[Start]
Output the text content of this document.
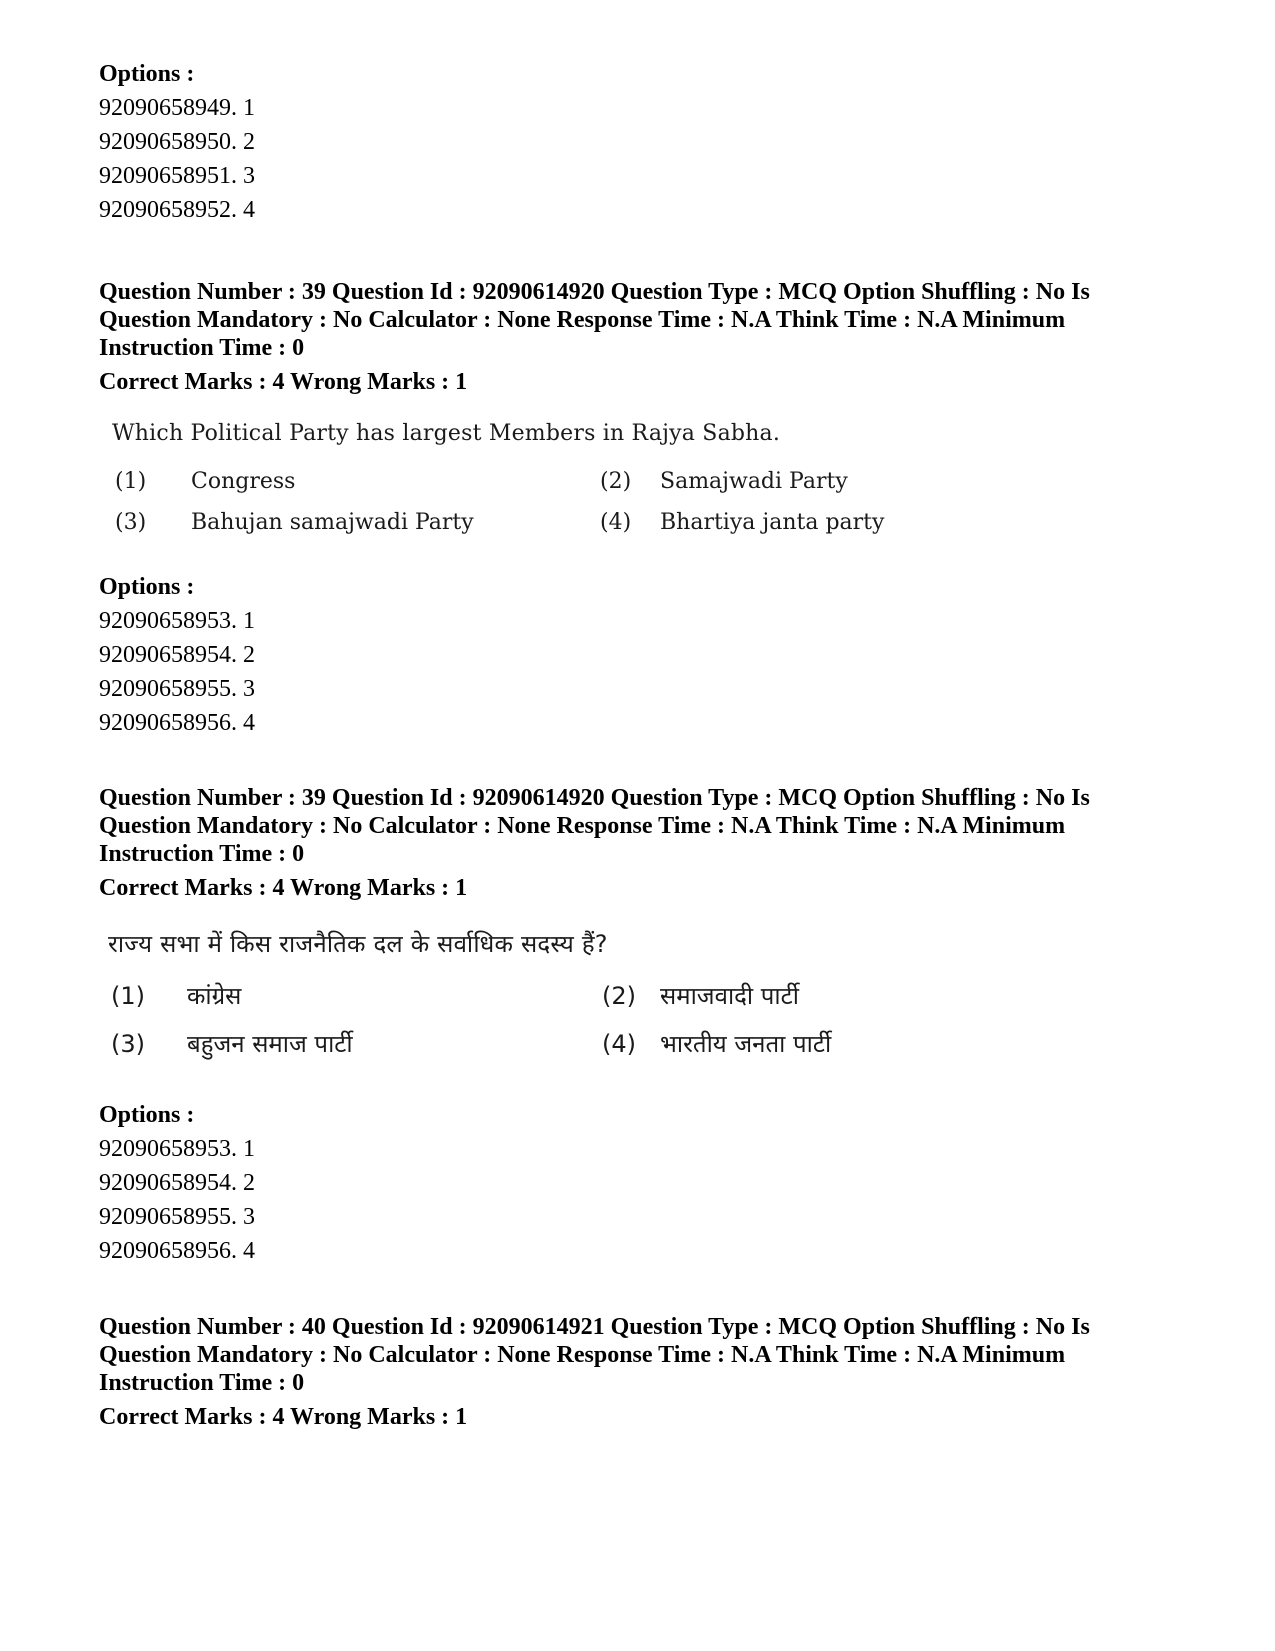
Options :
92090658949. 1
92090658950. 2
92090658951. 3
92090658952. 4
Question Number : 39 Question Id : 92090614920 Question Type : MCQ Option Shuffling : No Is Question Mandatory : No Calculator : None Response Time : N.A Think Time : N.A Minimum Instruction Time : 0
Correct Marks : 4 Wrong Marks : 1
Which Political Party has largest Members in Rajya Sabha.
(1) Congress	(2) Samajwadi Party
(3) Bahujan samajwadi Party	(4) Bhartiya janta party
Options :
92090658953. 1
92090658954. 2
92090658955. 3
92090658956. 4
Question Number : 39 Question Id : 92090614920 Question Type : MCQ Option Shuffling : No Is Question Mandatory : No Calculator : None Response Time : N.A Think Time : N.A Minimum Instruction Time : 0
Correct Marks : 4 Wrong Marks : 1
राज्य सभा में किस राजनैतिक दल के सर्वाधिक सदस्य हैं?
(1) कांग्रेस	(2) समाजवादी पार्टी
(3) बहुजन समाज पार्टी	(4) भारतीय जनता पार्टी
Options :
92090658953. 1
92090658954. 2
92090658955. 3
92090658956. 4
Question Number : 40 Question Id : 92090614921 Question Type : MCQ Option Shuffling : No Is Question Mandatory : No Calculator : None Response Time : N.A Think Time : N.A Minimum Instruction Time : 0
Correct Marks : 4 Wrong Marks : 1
[End]
[Start]
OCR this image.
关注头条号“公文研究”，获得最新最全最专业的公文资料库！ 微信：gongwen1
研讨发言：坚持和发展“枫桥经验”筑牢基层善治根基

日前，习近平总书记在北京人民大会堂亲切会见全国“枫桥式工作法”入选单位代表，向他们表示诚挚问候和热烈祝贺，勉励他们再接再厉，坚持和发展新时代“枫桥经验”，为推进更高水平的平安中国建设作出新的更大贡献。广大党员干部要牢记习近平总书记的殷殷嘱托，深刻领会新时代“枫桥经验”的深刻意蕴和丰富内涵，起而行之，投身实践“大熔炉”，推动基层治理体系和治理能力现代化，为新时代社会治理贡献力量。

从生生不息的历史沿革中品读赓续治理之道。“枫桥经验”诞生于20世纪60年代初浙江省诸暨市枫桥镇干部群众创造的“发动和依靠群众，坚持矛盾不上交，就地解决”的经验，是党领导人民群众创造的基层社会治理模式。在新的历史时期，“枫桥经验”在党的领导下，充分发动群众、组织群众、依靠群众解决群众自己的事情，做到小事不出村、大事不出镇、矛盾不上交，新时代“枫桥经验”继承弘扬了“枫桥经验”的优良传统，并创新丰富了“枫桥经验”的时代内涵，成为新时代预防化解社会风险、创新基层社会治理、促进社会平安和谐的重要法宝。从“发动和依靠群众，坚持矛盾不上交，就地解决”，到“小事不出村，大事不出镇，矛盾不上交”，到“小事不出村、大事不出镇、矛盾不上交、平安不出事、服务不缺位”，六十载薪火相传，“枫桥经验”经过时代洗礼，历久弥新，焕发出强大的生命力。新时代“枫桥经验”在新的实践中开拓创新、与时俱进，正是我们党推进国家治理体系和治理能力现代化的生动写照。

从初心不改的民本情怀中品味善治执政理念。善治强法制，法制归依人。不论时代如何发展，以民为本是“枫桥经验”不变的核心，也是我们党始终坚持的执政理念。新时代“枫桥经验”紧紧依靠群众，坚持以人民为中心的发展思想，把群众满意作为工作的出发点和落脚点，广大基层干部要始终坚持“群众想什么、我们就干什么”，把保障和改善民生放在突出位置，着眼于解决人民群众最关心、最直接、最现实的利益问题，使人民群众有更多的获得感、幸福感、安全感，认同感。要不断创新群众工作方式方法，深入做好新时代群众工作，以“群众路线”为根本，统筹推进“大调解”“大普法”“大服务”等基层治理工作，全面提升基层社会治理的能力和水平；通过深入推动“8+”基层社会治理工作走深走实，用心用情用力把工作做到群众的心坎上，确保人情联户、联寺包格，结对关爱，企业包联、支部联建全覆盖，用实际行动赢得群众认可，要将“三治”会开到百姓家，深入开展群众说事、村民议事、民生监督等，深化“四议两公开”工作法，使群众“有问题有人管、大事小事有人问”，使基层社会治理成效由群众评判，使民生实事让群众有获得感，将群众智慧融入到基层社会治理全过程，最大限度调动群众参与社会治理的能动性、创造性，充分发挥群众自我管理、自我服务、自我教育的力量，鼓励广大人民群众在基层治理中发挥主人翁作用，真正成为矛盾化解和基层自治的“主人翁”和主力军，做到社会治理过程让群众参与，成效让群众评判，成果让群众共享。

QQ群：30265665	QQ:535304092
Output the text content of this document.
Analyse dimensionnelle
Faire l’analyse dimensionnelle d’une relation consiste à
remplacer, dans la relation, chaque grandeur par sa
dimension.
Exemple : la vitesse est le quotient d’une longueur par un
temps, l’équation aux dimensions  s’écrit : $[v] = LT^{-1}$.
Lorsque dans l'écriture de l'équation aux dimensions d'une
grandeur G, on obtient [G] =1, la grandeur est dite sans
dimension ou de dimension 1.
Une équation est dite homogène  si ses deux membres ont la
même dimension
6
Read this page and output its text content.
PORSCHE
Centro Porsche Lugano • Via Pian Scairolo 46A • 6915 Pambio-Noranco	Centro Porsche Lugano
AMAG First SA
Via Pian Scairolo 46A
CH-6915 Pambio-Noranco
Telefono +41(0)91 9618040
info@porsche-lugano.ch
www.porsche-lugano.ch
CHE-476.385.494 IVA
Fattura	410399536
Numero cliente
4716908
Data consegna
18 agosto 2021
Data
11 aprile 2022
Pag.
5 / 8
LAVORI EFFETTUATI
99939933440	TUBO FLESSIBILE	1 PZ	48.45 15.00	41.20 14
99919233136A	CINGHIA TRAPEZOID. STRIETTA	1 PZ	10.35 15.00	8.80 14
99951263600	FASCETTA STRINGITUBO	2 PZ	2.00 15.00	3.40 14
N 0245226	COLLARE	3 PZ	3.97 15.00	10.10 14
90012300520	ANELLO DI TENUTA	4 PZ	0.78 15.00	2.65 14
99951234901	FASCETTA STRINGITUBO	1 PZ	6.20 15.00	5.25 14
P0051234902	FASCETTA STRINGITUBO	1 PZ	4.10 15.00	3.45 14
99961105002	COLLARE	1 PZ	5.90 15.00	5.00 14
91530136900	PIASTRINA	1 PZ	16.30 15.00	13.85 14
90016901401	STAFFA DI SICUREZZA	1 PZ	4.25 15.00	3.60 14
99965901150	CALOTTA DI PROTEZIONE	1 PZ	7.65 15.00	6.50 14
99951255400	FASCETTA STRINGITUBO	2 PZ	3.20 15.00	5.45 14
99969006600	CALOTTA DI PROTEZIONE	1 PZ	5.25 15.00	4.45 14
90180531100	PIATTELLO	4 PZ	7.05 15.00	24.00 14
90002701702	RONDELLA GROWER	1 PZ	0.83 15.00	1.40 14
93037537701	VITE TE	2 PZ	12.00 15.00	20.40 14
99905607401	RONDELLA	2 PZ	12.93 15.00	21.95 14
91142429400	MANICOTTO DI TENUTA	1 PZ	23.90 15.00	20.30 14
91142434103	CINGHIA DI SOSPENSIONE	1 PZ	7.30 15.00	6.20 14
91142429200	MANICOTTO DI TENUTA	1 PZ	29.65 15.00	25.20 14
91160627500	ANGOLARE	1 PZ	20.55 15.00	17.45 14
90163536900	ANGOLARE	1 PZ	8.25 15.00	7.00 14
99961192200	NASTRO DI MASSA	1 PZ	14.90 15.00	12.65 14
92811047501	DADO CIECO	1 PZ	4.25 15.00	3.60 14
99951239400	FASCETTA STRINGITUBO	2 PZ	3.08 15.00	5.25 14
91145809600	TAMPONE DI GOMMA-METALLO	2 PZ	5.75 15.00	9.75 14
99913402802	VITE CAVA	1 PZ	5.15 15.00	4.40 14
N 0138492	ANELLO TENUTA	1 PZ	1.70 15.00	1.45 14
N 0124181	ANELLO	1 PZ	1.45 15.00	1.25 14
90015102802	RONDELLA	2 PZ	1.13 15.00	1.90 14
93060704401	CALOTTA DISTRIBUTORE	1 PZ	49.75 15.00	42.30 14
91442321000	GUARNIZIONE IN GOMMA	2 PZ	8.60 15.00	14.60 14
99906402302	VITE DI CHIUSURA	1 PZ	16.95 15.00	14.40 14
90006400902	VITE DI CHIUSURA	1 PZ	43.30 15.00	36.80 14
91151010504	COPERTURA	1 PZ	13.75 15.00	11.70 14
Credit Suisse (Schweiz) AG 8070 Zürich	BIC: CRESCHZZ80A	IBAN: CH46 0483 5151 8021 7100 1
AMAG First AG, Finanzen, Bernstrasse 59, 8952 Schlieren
[End]
DIRECTIONS –
Indicate how many lines of the material contain the string "CINGHIA", giving the number and nothing more.

PROBLEM SOLUTION –
2